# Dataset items

——————

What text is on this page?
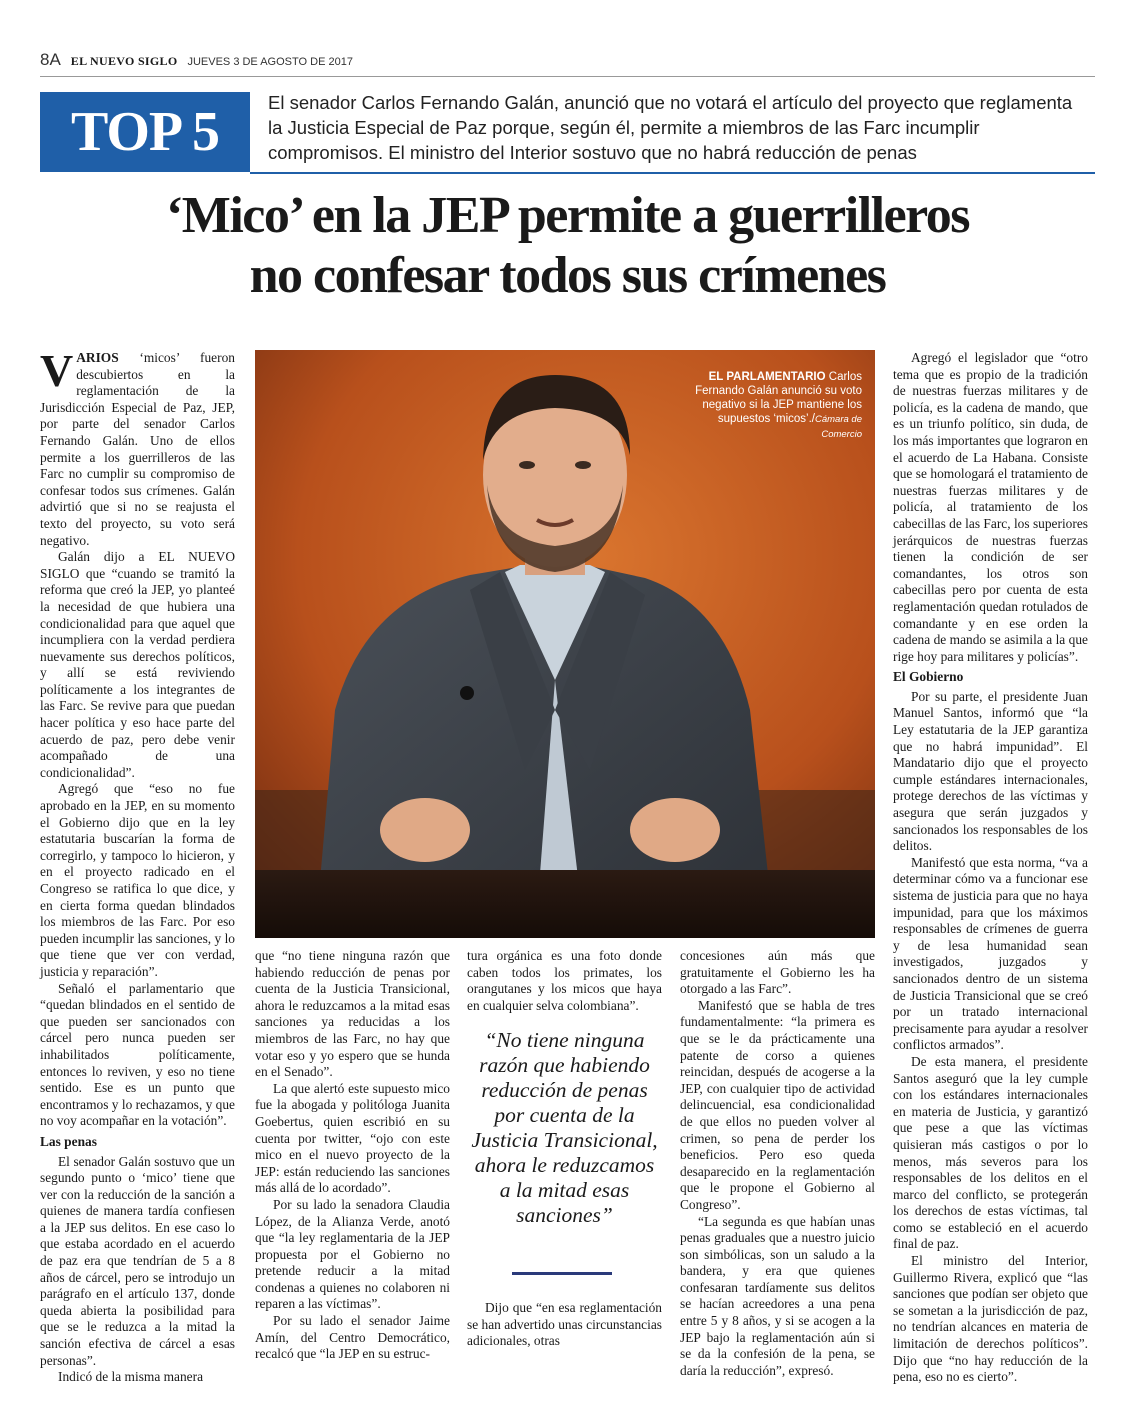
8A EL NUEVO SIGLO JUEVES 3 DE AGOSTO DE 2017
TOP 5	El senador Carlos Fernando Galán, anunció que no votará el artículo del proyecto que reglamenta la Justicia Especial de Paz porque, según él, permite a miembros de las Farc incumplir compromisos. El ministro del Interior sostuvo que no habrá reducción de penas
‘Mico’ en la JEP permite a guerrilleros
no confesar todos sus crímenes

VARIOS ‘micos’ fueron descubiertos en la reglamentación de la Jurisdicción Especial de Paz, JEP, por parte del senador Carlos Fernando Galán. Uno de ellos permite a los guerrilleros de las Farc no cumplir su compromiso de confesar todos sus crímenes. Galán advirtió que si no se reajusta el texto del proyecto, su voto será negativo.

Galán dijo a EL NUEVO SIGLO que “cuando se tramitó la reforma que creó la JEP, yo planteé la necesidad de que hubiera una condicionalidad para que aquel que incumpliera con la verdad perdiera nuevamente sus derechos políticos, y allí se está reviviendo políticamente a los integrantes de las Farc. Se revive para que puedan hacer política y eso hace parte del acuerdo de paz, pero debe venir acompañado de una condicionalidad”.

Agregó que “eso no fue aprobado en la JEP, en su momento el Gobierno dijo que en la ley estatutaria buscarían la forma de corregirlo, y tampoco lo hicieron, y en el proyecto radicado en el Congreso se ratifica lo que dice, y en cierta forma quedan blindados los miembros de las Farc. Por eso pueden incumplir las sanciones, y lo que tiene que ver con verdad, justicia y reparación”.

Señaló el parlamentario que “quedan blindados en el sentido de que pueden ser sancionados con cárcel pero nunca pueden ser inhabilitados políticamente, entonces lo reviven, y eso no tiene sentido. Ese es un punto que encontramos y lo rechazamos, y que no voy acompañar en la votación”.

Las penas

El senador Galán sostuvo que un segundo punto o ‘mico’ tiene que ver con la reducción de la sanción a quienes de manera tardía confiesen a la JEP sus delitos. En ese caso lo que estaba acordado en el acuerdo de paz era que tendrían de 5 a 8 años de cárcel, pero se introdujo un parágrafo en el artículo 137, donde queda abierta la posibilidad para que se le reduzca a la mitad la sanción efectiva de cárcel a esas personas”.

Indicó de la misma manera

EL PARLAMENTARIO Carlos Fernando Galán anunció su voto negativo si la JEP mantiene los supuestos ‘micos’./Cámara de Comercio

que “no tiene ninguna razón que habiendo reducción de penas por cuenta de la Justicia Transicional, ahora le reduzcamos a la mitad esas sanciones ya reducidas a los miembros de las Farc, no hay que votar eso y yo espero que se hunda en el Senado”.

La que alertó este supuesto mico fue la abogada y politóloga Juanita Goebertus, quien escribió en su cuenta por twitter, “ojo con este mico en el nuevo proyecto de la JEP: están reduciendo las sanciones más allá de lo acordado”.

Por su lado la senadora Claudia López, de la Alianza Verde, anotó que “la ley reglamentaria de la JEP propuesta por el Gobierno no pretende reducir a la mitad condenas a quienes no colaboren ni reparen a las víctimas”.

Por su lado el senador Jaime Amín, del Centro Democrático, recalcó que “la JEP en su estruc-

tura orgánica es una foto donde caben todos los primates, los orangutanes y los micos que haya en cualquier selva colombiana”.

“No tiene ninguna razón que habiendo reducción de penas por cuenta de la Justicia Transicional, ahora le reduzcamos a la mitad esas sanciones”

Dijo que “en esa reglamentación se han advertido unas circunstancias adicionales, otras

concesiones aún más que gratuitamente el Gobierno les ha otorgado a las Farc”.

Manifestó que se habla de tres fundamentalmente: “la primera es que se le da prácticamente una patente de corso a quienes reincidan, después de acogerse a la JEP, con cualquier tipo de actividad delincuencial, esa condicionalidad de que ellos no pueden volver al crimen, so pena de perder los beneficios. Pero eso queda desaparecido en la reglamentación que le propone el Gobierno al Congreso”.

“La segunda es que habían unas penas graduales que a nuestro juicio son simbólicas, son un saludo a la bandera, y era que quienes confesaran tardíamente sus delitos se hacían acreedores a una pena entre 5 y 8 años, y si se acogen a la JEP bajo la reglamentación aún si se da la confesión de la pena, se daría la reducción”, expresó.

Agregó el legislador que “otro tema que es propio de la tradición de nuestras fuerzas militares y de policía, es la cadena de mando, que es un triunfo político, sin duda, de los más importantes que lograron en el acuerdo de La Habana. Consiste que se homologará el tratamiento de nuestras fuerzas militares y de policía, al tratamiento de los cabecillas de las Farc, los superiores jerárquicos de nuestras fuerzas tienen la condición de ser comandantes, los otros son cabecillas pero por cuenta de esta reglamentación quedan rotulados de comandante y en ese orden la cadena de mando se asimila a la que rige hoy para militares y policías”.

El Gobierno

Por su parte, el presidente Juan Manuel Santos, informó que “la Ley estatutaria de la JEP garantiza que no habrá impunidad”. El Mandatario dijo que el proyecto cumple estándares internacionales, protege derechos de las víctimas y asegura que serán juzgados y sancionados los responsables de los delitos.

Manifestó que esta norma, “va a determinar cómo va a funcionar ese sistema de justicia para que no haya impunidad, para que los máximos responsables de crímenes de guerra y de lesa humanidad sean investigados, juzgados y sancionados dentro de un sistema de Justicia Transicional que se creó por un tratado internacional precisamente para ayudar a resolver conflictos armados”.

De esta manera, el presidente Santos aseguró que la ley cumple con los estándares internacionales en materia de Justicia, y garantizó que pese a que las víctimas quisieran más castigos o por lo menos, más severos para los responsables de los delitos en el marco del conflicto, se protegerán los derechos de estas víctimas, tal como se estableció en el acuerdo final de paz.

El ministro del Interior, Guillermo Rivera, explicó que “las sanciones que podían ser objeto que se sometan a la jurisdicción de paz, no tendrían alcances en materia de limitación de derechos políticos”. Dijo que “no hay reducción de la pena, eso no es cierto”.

——————

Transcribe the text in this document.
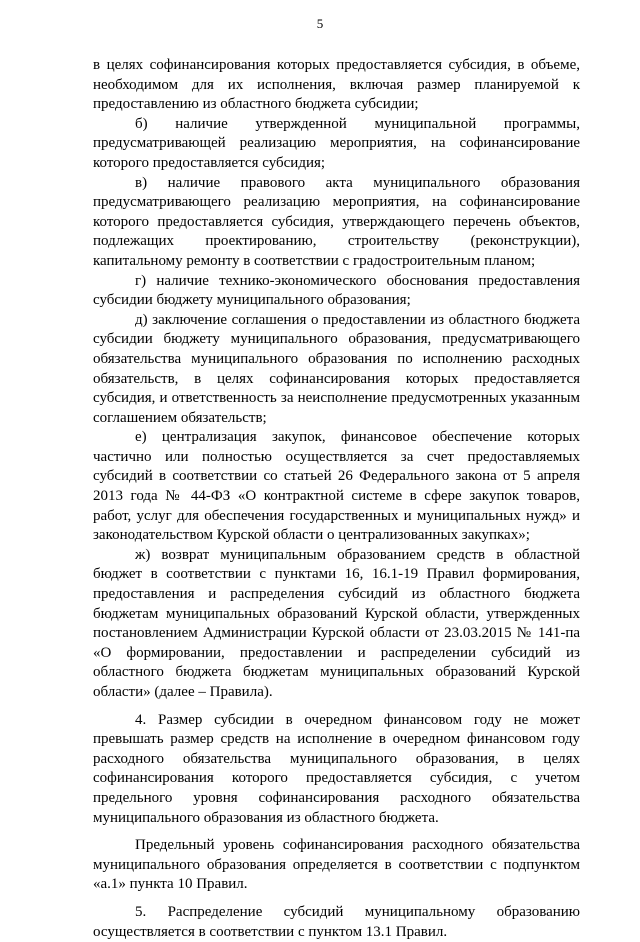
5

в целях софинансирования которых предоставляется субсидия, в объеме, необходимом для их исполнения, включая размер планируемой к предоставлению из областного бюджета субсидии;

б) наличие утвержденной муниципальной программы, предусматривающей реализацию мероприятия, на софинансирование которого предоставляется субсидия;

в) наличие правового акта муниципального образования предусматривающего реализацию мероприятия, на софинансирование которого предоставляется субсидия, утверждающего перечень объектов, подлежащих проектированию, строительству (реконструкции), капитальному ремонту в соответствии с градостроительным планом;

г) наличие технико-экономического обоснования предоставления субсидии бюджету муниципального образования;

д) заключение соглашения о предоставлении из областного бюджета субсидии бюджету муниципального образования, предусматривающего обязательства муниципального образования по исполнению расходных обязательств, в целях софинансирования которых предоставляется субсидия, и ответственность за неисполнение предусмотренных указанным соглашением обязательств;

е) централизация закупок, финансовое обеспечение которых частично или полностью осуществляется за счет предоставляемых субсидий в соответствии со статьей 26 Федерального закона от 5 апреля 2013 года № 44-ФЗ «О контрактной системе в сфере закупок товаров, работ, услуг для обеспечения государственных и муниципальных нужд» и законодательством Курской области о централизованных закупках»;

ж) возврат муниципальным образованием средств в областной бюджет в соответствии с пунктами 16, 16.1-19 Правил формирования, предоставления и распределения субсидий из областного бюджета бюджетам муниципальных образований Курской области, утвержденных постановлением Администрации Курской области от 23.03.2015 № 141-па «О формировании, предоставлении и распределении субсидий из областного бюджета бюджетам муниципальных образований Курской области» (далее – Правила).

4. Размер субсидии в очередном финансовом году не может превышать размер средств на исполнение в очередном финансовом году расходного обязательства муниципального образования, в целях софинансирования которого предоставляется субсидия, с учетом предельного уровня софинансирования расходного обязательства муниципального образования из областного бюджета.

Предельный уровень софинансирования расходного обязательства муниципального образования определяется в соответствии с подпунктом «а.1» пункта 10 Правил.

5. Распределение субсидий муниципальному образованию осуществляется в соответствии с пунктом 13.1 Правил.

——————

# What is being asked
Look through the data and show every line containing "creó".

# Answer to the problem
Galán dijo a EL NUEVO SIGLO que “cuando se tramitó la reforma que creó la JEP, yo planteé la necesidad de que hubiera una condicionalidad para que aquel que incumpliera con la verdad perdiera nuevamente sus derechos políticos, y allí se está reviviendo políticamente a los integrantes de las Farc. Se revive para que puedan hacer política y eso hace parte del acuerdo de paz, pero debe venir acompañado de una condicionalidad”.
Manifestó que esta norma, “va a determinar cómo va a funcionar ese sistema de justicia para que no haya impunidad, para que los máximos responsables de crímenes de guerra y de lesa humanidad sean investigados, juzgados y sancionados dentro de un sistema de Justicia Transicional que se creó por un tratado internacional precisamente para ayudar a resolver conflictos armados”.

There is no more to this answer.